— begin INPUT FOR THIS TASK —

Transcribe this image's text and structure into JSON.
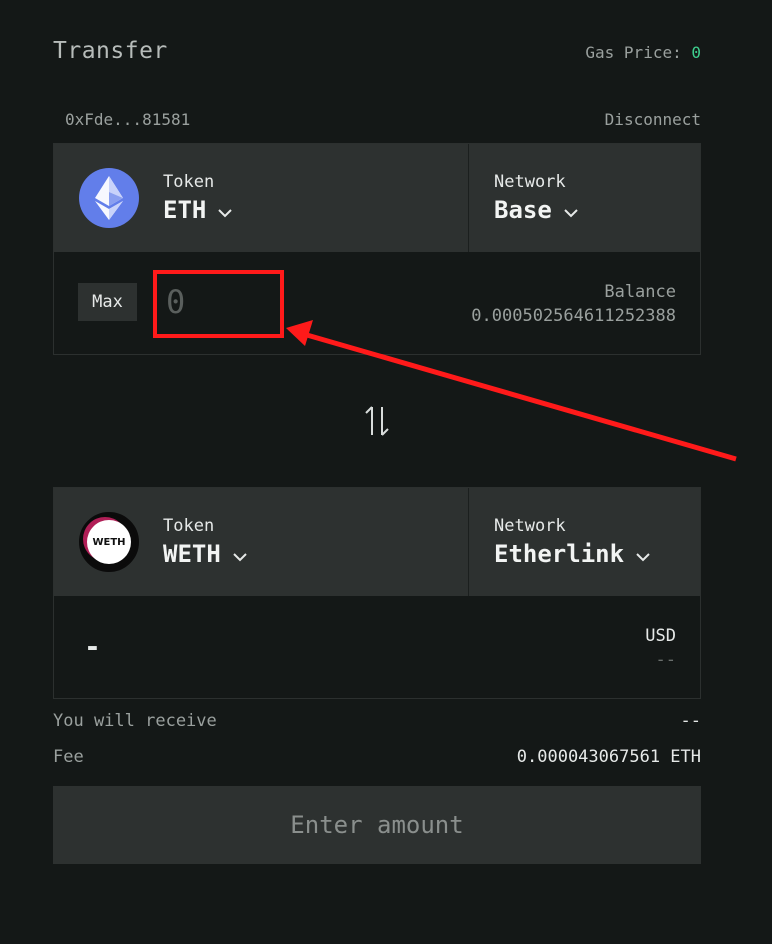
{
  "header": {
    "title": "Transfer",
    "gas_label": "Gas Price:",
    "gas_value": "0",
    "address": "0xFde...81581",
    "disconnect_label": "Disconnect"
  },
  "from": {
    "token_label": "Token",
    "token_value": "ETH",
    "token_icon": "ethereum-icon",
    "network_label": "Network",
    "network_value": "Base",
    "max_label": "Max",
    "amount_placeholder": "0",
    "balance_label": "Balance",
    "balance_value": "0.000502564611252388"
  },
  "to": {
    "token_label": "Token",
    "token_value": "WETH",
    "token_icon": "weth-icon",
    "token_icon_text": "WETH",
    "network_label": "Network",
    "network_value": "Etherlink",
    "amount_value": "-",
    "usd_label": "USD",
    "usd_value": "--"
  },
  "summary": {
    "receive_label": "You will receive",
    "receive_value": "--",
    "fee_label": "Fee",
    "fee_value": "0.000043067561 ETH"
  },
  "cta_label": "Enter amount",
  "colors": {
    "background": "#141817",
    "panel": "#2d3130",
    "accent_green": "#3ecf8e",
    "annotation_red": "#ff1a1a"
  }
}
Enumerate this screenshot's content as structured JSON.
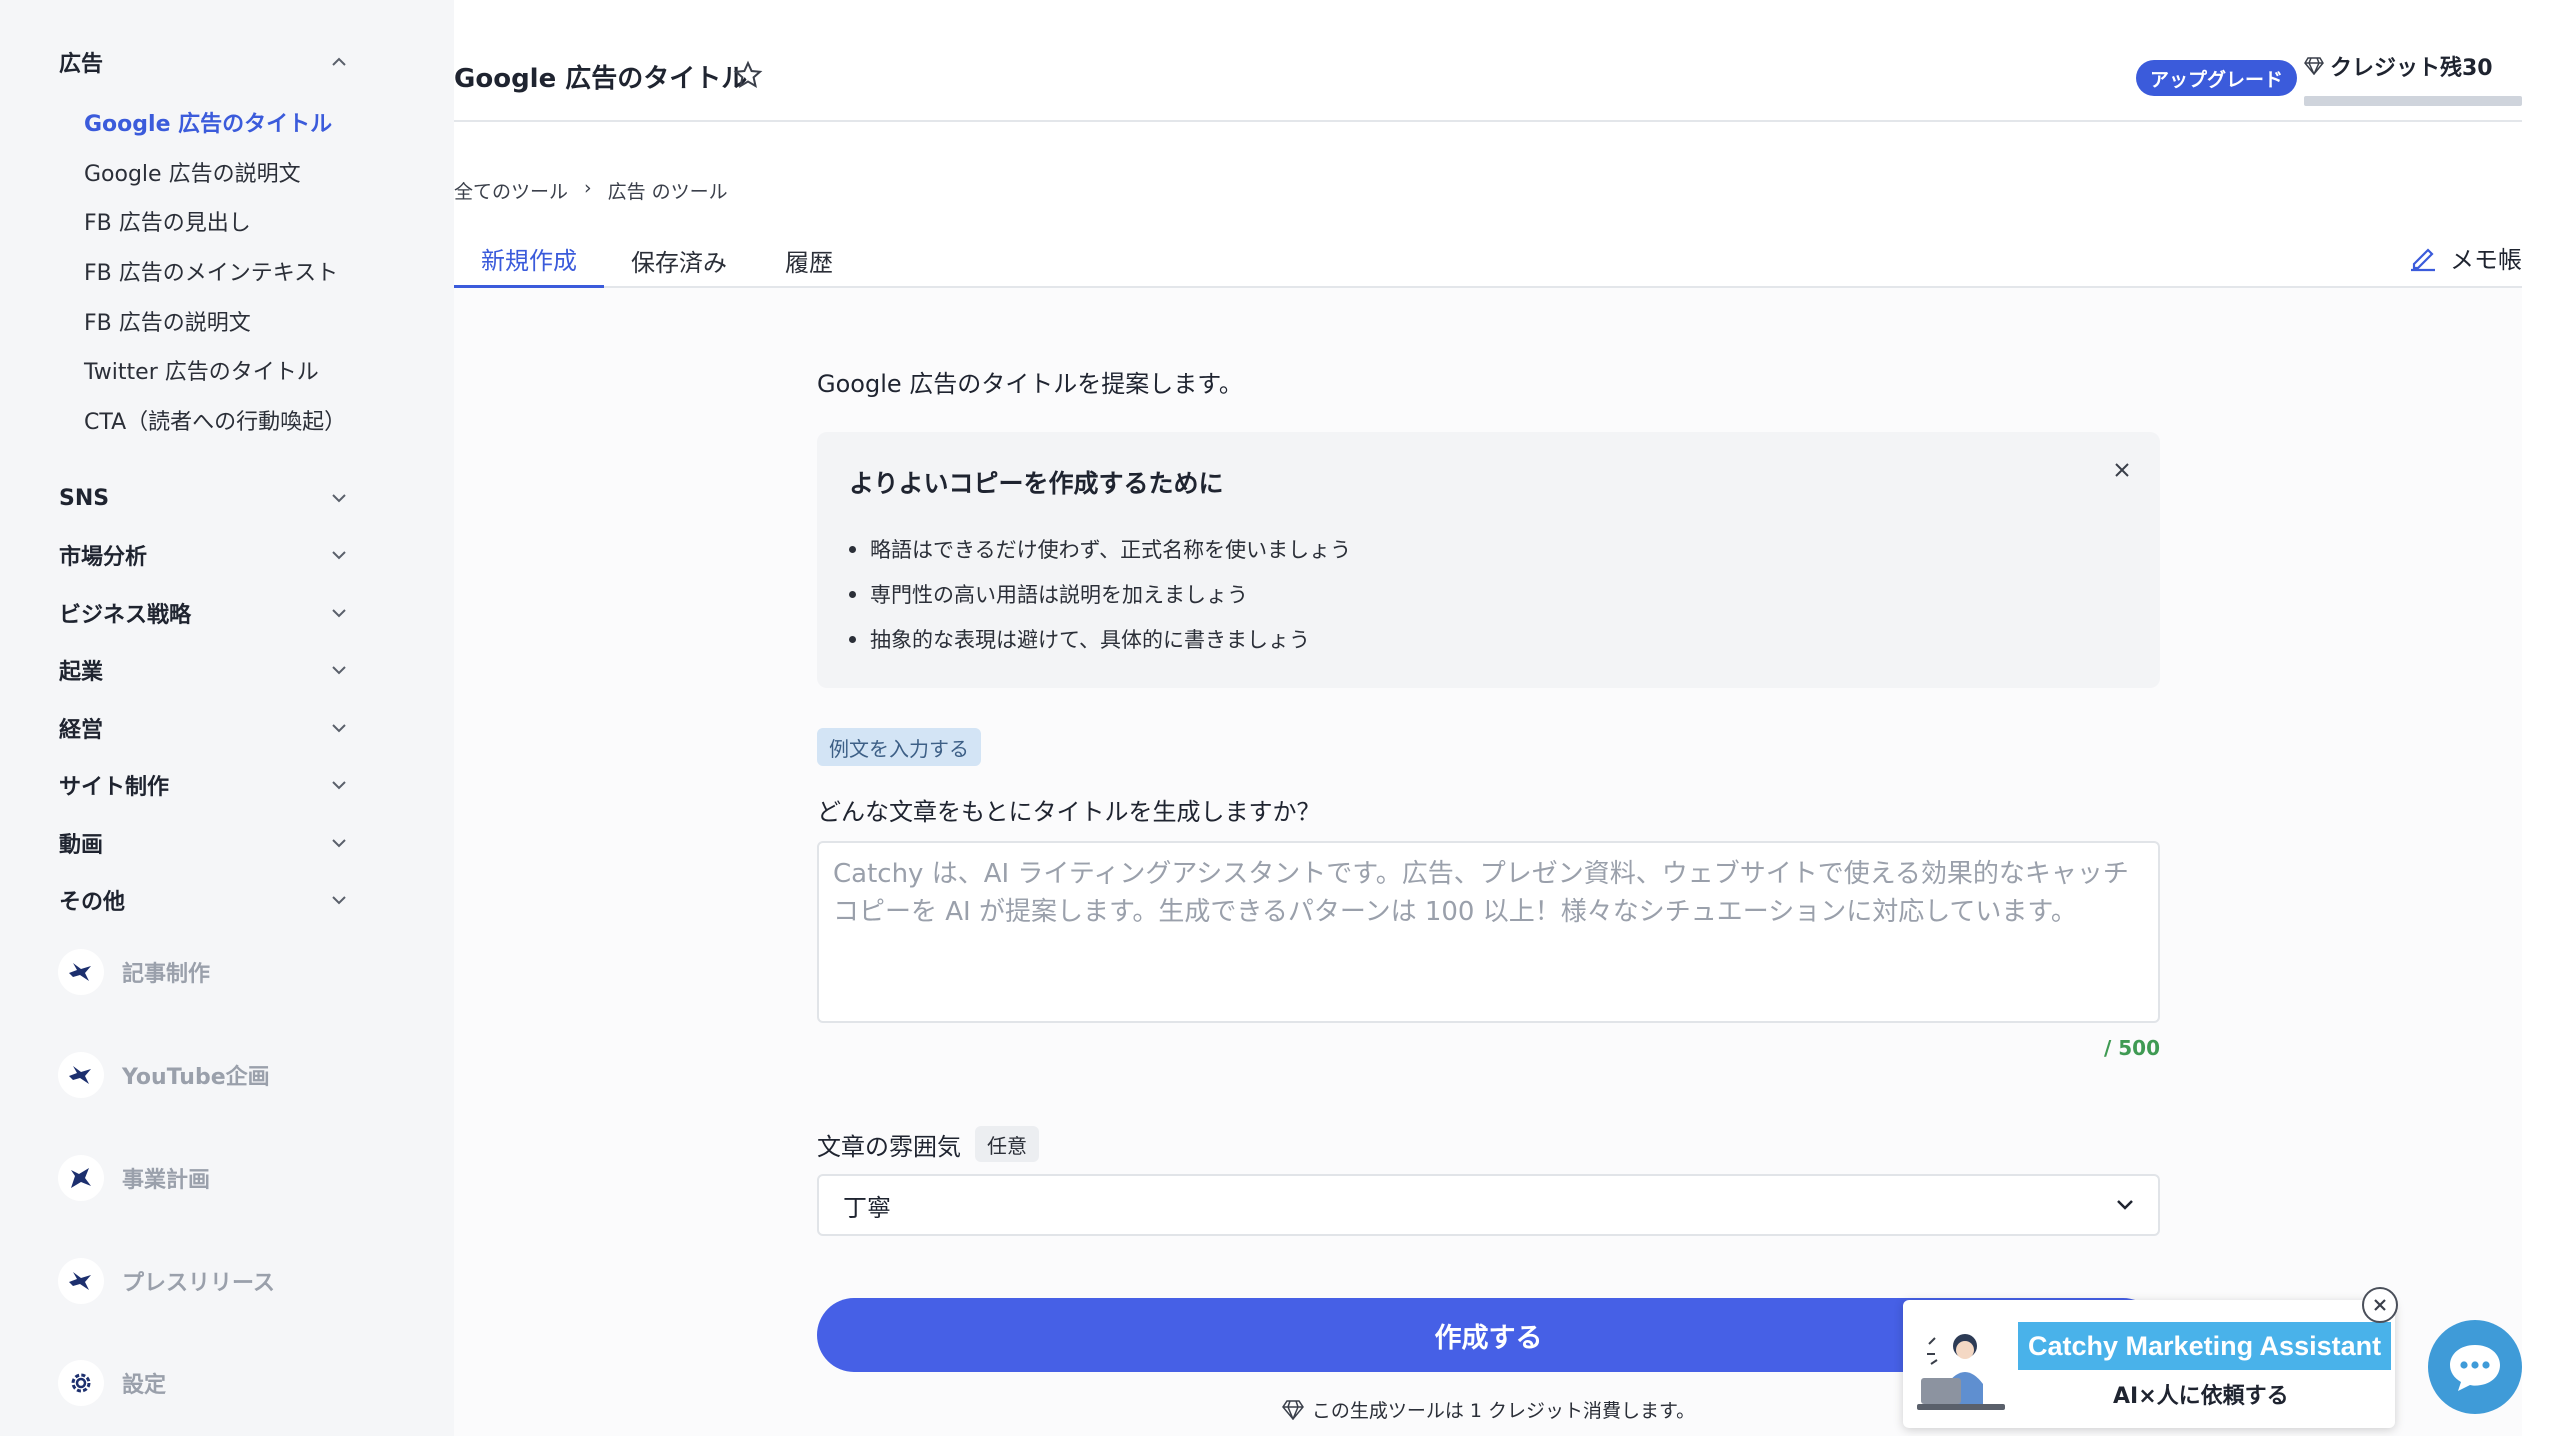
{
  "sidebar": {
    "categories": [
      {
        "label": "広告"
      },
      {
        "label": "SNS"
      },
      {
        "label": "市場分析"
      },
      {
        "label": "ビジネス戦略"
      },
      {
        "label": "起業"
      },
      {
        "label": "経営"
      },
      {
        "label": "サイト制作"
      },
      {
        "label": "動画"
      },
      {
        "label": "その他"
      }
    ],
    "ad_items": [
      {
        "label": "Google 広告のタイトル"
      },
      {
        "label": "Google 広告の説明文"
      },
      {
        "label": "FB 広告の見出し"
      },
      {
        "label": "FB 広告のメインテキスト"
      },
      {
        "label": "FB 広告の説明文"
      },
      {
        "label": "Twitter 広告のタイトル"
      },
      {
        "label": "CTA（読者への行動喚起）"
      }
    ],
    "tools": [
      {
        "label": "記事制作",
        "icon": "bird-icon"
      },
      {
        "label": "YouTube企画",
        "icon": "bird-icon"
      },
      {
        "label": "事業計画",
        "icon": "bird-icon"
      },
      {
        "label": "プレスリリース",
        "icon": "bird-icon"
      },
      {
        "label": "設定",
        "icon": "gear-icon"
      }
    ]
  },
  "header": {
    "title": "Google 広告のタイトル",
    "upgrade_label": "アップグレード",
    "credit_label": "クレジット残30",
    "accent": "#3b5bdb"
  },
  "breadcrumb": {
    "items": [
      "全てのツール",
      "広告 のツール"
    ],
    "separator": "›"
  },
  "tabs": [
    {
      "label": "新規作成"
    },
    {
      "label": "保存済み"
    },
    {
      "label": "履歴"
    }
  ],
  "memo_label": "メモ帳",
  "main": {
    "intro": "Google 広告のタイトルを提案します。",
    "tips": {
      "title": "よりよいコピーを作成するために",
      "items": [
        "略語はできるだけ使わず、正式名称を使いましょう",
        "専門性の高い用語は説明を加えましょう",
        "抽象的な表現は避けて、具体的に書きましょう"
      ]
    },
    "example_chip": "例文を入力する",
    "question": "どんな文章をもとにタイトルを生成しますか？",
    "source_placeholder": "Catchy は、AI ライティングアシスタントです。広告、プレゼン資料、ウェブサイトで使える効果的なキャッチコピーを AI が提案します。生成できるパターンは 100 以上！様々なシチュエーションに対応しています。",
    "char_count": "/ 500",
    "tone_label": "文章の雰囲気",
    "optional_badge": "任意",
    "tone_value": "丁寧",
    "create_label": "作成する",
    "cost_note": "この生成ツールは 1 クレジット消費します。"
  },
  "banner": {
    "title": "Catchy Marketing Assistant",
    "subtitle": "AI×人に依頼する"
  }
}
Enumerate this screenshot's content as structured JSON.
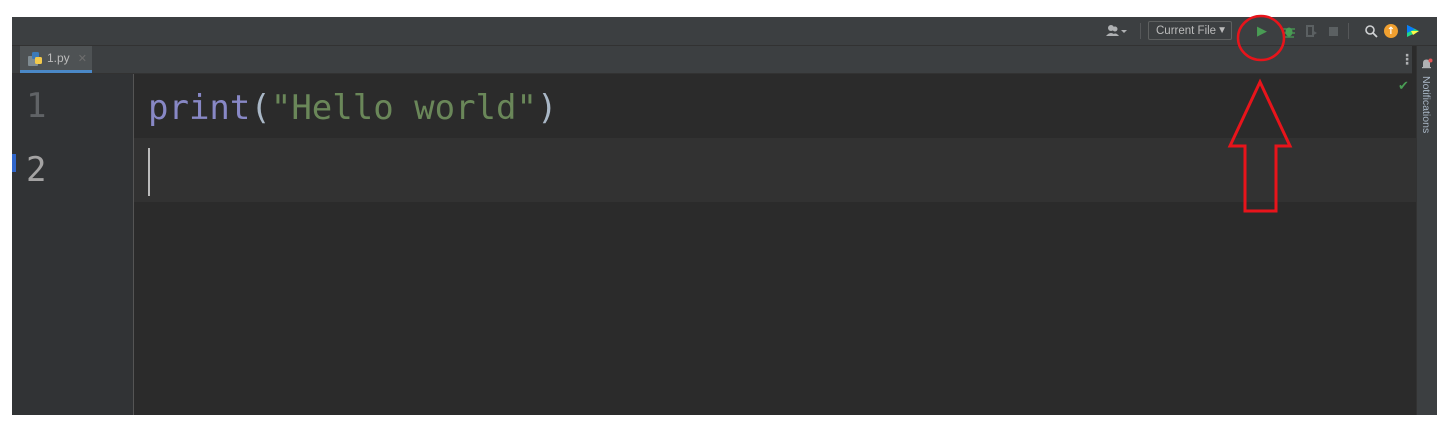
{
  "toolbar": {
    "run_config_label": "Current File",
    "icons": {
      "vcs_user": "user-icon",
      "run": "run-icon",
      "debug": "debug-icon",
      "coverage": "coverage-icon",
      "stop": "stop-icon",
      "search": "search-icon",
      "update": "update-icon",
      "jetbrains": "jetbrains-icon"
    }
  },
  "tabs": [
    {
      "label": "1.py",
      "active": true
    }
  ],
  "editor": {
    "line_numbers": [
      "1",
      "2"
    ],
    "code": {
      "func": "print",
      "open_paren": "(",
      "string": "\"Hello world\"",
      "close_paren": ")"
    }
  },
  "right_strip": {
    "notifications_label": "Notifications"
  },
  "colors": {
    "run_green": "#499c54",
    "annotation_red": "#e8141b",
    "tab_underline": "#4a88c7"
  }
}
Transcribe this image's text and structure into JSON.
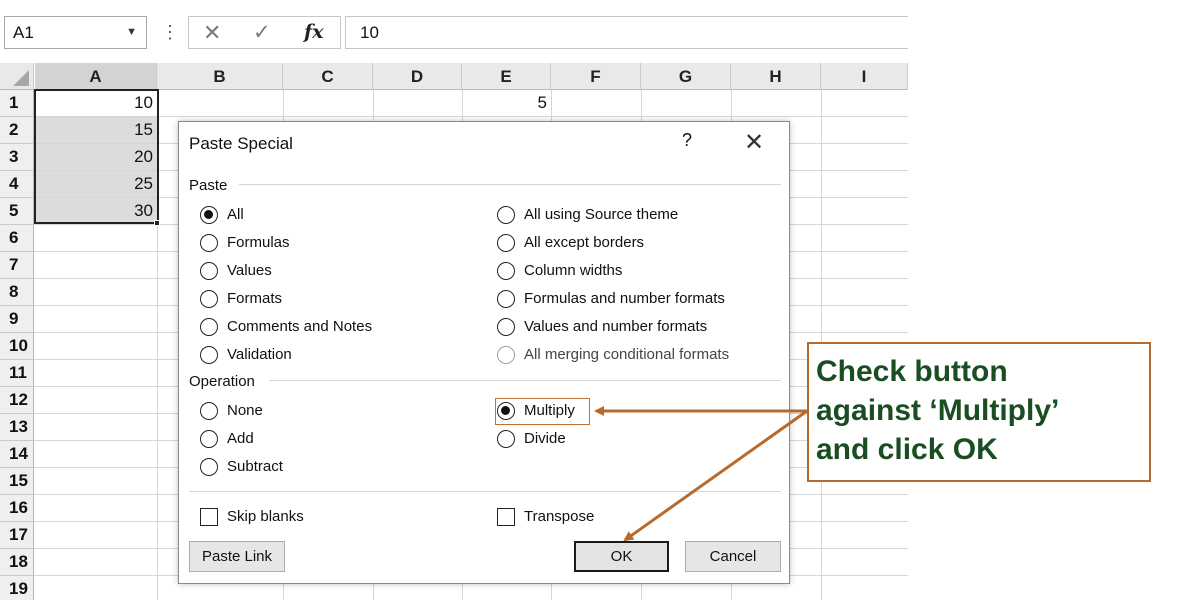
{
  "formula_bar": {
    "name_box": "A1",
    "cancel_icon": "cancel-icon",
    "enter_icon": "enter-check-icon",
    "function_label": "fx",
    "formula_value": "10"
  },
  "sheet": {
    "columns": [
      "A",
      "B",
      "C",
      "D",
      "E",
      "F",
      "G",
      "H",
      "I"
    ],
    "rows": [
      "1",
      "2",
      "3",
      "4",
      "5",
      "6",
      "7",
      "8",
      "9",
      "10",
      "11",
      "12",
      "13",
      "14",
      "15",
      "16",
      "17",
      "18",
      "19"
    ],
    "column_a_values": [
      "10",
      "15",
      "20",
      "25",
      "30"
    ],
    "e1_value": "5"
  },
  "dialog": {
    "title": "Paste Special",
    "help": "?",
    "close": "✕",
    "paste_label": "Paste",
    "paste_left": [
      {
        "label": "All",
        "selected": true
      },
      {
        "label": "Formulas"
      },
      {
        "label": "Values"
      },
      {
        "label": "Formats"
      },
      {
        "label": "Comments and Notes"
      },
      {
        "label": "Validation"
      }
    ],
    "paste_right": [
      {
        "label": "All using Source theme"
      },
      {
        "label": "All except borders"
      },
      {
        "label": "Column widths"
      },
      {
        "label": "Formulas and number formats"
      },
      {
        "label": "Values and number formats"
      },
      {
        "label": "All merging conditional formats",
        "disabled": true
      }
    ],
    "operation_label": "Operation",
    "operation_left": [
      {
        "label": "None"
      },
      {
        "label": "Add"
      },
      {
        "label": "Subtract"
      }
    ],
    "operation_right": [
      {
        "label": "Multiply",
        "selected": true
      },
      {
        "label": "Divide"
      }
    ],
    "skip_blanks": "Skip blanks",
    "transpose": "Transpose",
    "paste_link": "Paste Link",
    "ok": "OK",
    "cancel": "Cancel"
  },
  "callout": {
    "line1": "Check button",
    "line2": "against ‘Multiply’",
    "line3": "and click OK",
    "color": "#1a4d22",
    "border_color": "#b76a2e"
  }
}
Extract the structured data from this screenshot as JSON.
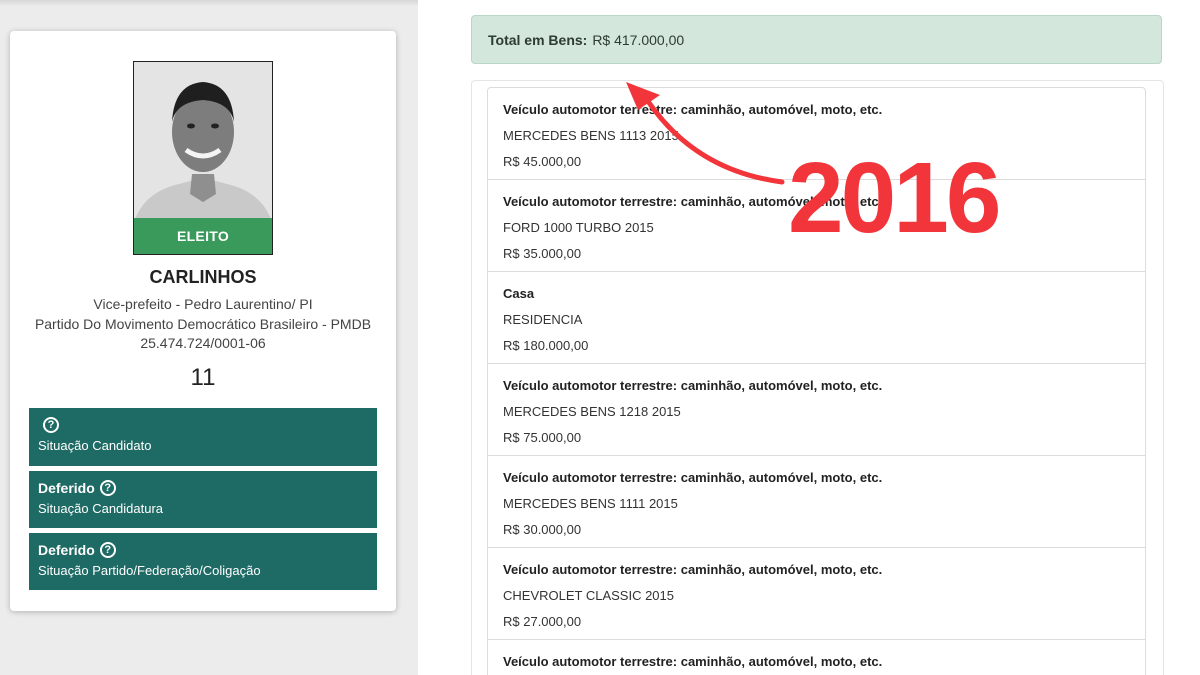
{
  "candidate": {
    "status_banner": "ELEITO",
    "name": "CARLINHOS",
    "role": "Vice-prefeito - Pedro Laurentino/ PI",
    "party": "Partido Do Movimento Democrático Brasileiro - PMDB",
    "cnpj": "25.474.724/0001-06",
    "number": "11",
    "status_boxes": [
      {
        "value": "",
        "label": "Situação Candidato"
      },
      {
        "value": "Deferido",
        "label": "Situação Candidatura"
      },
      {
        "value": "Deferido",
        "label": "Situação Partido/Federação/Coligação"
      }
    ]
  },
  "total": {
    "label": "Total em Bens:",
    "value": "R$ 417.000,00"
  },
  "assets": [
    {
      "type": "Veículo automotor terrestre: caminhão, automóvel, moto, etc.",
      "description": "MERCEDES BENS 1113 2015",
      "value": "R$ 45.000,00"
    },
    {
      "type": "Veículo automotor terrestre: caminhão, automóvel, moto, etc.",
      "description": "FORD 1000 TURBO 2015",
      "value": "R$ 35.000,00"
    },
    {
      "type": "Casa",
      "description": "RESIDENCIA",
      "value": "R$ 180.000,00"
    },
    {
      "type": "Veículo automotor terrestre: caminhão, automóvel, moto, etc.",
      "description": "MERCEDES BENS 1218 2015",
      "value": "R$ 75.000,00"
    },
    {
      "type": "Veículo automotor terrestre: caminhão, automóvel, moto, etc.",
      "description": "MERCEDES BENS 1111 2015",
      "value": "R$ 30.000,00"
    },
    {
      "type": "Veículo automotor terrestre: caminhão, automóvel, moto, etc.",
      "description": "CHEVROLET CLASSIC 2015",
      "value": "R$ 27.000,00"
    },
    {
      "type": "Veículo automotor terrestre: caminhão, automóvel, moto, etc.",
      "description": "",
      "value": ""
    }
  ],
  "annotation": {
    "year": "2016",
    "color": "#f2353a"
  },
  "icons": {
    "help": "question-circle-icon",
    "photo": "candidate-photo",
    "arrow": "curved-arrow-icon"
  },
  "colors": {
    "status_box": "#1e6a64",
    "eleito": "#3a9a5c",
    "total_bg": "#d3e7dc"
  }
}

— end INPUT FOR THIS TASK —

TASK INSTRUCTIONS: Each line above that holds the string "question" should be copied and shown.

WRITTEN SOLUTION:
    "question": "どんな文章をもとにタイトルを生成しますか？",
    "help": "question-circle-icon",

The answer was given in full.